TASK
Copy out all lines that carry the word "color".

INPUT
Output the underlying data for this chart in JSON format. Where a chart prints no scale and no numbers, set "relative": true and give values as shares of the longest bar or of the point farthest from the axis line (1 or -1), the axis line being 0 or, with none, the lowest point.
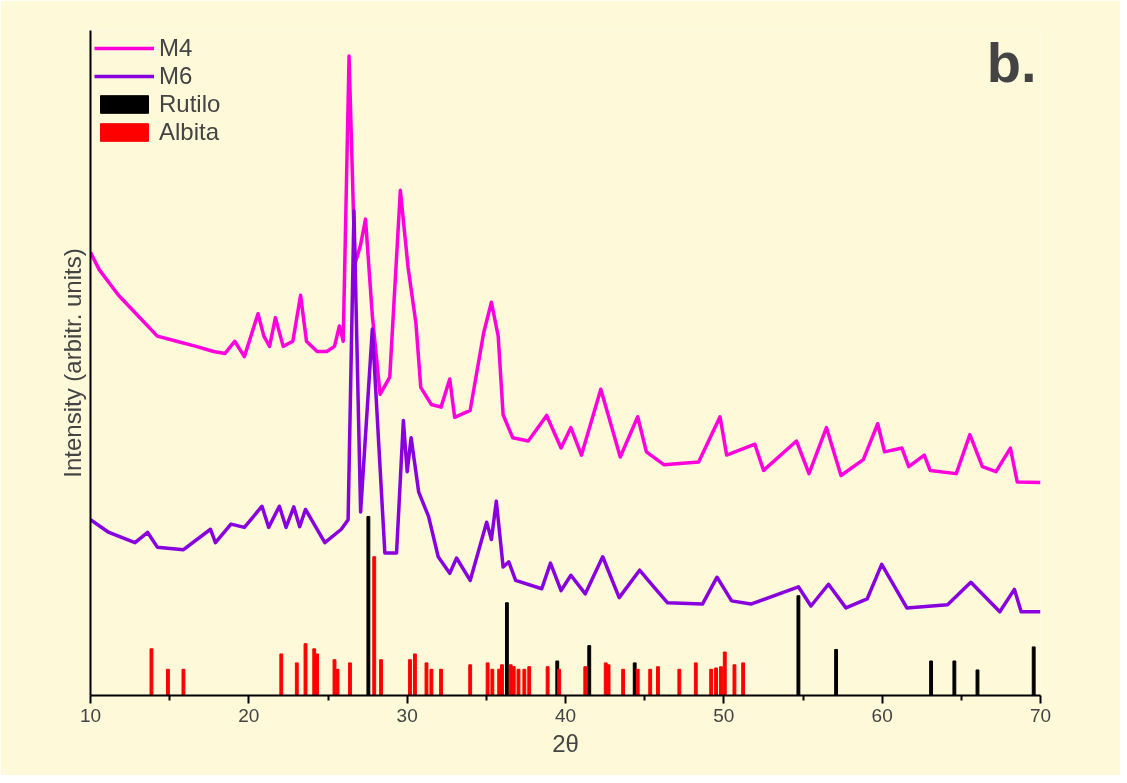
{
  "chart_data": {
    "type": "line",
    "xlabel": "2θ",
    "ylabel": "Intensity (arbitr. units)",
    "annotations": [
      "b."
    ],
    "relative": true,
    "legend": "top left",
    "xlim": [
      10,
      70
    ],
    "xticks": [
      10,
      20,
      30,
      40,
      50,
      60,
      70
    ],
    "series": [
      {
        "name": "M4",
        "color": "#ff00dd",
        "x": [
          10.0,
          10.55,
          11.77,
          13.0,
          14.22,
          15.44,
          16.67,
          17.77,
          18.5,
          19.11,
          19.72,
          20.58,
          20.95,
          21.31,
          21.68,
          22.17,
          22.78,
          23.27,
          23.64,
          24.31,
          24.92,
          25.41,
          25.72,
          25.96,
          26.33,
          26.7,
          27.06,
          27.37,
          27.8,
          28.29,
          28.9,
          29.57,
          30.06,
          30.55,
          30.86,
          31.53,
          32.14,
          32.69,
          33.0,
          33.98,
          34.83,
          35.32,
          35.75,
          36.06,
          36.67,
          37.65,
          38.81,
          39.72,
          40.34,
          41.01,
          42.23,
          43.46,
          44.56,
          45.11,
          46.21,
          48.41,
          49.76,
          50.18,
          51.96,
          52.51,
          54.59,
          55.38,
          56.48,
          57.4,
          58.81,
          59.72,
          60.15,
          61.25,
          61.68,
          62.66,
          63.03,
          64.68,
          65.54,
          66.33,
          67.19,
          68.1,
          68.53,
          70.0
        ],
        "values": [
          0.693,
          0.666,
          0.626,
          0.594,
          0.562,
          0.554,
          0.546,
          0.538,
          0.535,
          0.554,
          0.53,
          0.597,
          0.562,
          0.546,
          0.591,
          0.546,
          0.554,
          0.626,
          0.554,
          0.538,
          0.538,
          0.546,
          0.578,
          0.554,
          1.0,
          0.674,
          0.705,
          0.745,
          0.594,
          0.471,
          0.498,
          0.79,
          0.669,
          0.583,
          0.482,
          0.455,
          0.451,
          0.495,
          0.435,
          0.446,
          0.567,
          0.615,
          0.562,
          0.439,
          0.403,
          0.398,
          0.438,
          0.387,
          0.419,
          0.376,
          0.479,
          0.373,
          0.436,
          0.381,
          0.361,
          0.365,
          0.436,
          0.376,
          0.393,
          0.352,
          0.398,
          0.347,
          0.419,
          0.344,
          0.369,
          0.425,
          0.381,
          0.387,
          0.358,
          0.376,
          0.352,
          0.347,
          0.408,
          0.358,
          0.35,
          0.387,
          0.334,
          0.333
        ]
      },
      {
        "name": "M6",
        "color": "#8800dd",
        "x": [
          10.0,
          11.16,
          12.81,
          13.61,
          14.22,
          15.87,
          17.58,
          17.89,
          18.87,
          19.72,
          20.83,
          21.25,
          21.93,
          22.35,
          22.84,
          23.21,
          23.58,
          24.8,
          25.84,
          26.27,
          26.64,
          27.06,
          27.8,
          28.59,
          29.33,
          29.76,
          30.0,
          30.25,
          30.73,
          31.35,
          31.96,
          32.69,
          33.12,
          33.98,
          35.02,
          35.32,
          35.63,
          36.06,
          36.42,
          36.85,
          38.5,
          39.05,
          39.72,
          40.34,
          41.25,
          42.35,
          43.39,
          44.68,
          45.6,
          46.45,
          48.65,
          49.57,
          50.49,
          51.71,
          54.71,
          55.5,
          56.61,
          57.71,
          59.05,
          59.97,
          61.56,
          64.13,
          65.6,
          67.43,
          68.35,
          68.78,
          70.0
        ],
        "values": [
          0.275,
          0.255,
          0.239,
          0.255,
          0.232,
          0.228,
          0.26,
          0.239,
          0.268,
          0.263,
          0.296,
          0.263,
          0.296,
          0.263,
          0.295,
          0.264,
          0.291,
          0.239,
          0.26,
          0.275,
          0.758,
          0.287,
          0.573,
          0.223,
          0.223,
          0.43,
          0.35,
          0.403,
          0.318,
          0.28,
          0.217,
          0.191,
          0.215,
          0.18,
          0.271,
          0.244,
          0.304,
          0.201,
          0.209,
          0.18,
          0.167,
          0.207,
          0.164,
          0.188,
          0.159,
          0.217,
          0.153,
          0.196,
          0.169,
          0.145,
          0.143,
          0.185,
          0.148,
          0.143,
          0.17,
          0.14,
          0.174,
          0.137,
          0.151,
          0.205,
          0.137,
          0.142,
          0.177,
          0.131,
          0.166,
          0.131,
          0.131
        ]
      },
      {
        "name": "Rutilo",
        "type": "bar",
        "color": "#000000",
        "x": [
          27.55,
          36.3,
          39.48,
          41.5,
          44.37,
          54.71,
          57.09,
          63.09,
          64.56,
          66.02,
          69.57
        ],
        "values": [
          0.28,
          0.145,
          0.054,
          0.078,
          0.051,
          0.156,
          0.072,
          0.054,
          0.054,
          0.04,
          0.076
        ]
      },
      {
        "name": "Albita",
        "type": "bar",
        "color": "#ff0000",
        "x": [
          13.85,
          14.89,
          15.87,
          22.05,
          23.03,
          23.58,
          24.13,
          24.31,
          25.41,
          25.6,
          26.39,
          27.92,
          28.35,
          30.18,
          30.49,
          31.22,
          31.53,
          32.14,
          33.98,
          35.08,
          35.38,
          35.81,
          35.99,
          36.54,
          36.73,
          37.03,
          37.4,
          37.71,
          38.87,
          39.6,
          41.25,
          42.54,
          42.72,
          43.64,
          44.56,
          45.35,
          45.84,
          47.19,
          48.23,
          49.2,
          49.51,
          49.82,
          50.06,
          50.67,
          51.22
        ],
        "values": [
          0.073,
          0.041,
          0.041,
          0.065,
          0.051,
          0.081,
          0.073,
          0.065,
          0.056,
          0.041,
          0.051,
          0.217,
          0.056,
          0.056,
          0.065,
          0.051,
          0.041,
          0.041,
          0.048,
          0.051,
          0.041,
          0.041,
          0.048,
          0.048,
          0.045,
          0.041,
          0.041,
          0.045,
          0.045,
          0.041,
          0.045,
          0.051,
          0.048,
          0.041,
          0.041,
          0.041,
          0.045,
          0.041,
          0.051,
          0.041,
          0.043,
          0.045,
          0.068,
          0.048,
          0.051
        ]
      }
    ]
  }
}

RESULT FOR THIS EXERCISE
        "color": "#ff00dd",
        "color": "#8800dd",
        "color": "#000000",
        "color": "#ff0000",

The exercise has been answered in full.